[Records that describe figures]
- - - -

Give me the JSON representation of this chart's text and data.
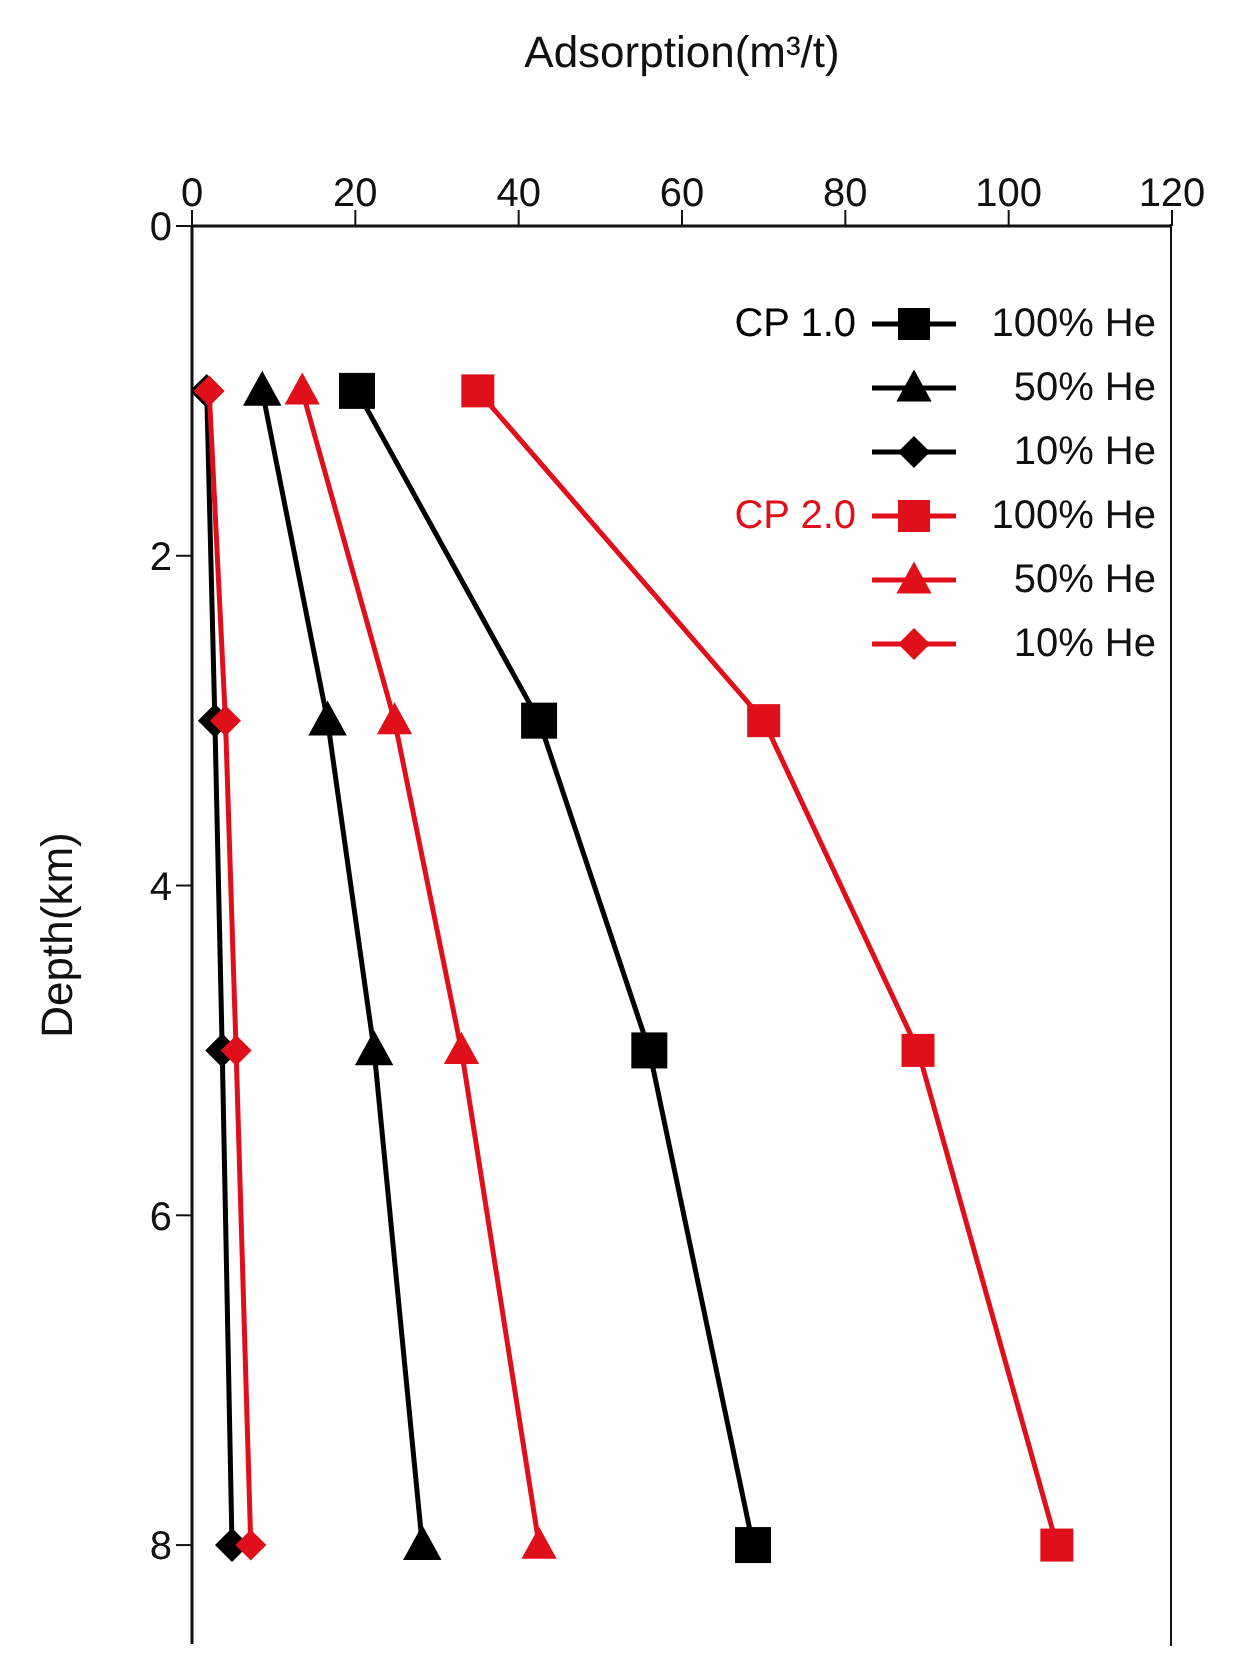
{
  "chart_data": {
    "type": "line",
    "orientation": "horizontal",
    "xlabel": "Adsorption(m³/t)",
    "ylabel": "Depth(km)",
    "x": [
      1,
      3,
      5,
      8
    ],
    "xlim": [
      0,
      120
    ],
    "xticks": [
      0,
      20,
      40,
      60,
      80,
      100,
      120
    ],
    "ylim": [
      8.6,
      0
    ],
    "yticks": [
      0,
      2,
      4,
      6,
      8
    ],
    "grid": false,
    "legend": "top right",
    "line_style": "solid",
    "annotations": [
      "CP 1.0",
      "CP 2.0"
    ],
    "series": [
      {
        "name": "100% He",
        "color": "#000000",
        "marker": "square",
        "values": [
          20.2,
          42.5,
          56.0,
          68.7
        ]
      },
      {
        "name": "50% He",
        "color": "#000000",
        "marker": "triangle",
        "values": [
          8.6,
          16.6,
          22.3,
          28.2
        ]
      },
      {
        "name": "10% He",
        "color": "#000000",
        "marker": "diamond",
        "values": [
          1.8,
          2.8,
          3.7,
          4.9
        ]
      },
      {
        "name": "100% He",
        "color": "#e0101a",
        "marker": "square",
        "values": [
          35.0,
          70.0,
          88.9,
          105.9
        ]
      },
      {
        "name": "50% He",
        "color": "#e0101a",
        "marker": "triangle",
        "values": [
          13.5,
          24.8,
          33.0,
          42.5
        ]
      },
      {
        "name": "10% He",
        "color": "#e0101a",
        "marker": "diamond",
        "values": [
          2.1,
          4.1,
          5.4,
          7.2
        ]
      }
    ]
  }
}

- - - -

_What to work on_: Copy out all of the material exactly as written, without its pictures.

_Complete answer_:
Give me the JSON representation of this chart's text and data.
{
  "chart_data": {
    "type": "line",
    "orientation": "horizontal",
    "xlabel": "Adsorption(m³/t)",
    "ylabel": "Depth(km)",
    "x": [
      1,
      3,
      5,
      8
    ],
    "xlim": [
      0,
      120
    ],
    "xticks": [
      0,
      20,
      40,
      60,
      80,
      100,
      120
    ],
    "ylim": [
      8.6,
      0
    ],
    "yticks": [
      0,
      2,
      4,
      6,
      8
    ],
    "grid": false,
    "legend": "top right",
    "line_style": "solid",
    "annotations": [
      "CP 1.0",
      "CP 2.0"
    ],
    "series": [
      {
        "name": "100% He",
        "color": "#000000",
        "marker": "square",
        "values": [
          20.2,
          42.5,
          56.0,
          68.7
        ]
      },
      {
        "name": "50% He",
        "color": "#000000",
        "marker": "triangle",
        "values": [
          8.6,
          16.6,
          22.3,
          28.2
        ]
      },
      {
        "name": "10% He",
        "color": "#000000",
        "marker": "diamond",
        "values": [
          1.8,
          2.8,
          3.7,
          4.9
        ]
      },
      {
        "name": "100% He",
        "color": "#e0101a",
        "marker": "square",
        "values": [
          35.0,
          70.0,
          88.9,
          105.9
        ]
      },
      {
        "name": "50% He",
        "color": "#e0101a",
        "marker": "triangle",
        "values": [
          13.5,
          24.8,
          33.0,
          42.5
        ]
      },
      {
        "name": "10% He",
        "color": "#e0101a",
        "marker": "diamond",
        "values": [
          2.1,
          4.1,
          5.4,
          7.2
        ]
      }
    ]
  }
}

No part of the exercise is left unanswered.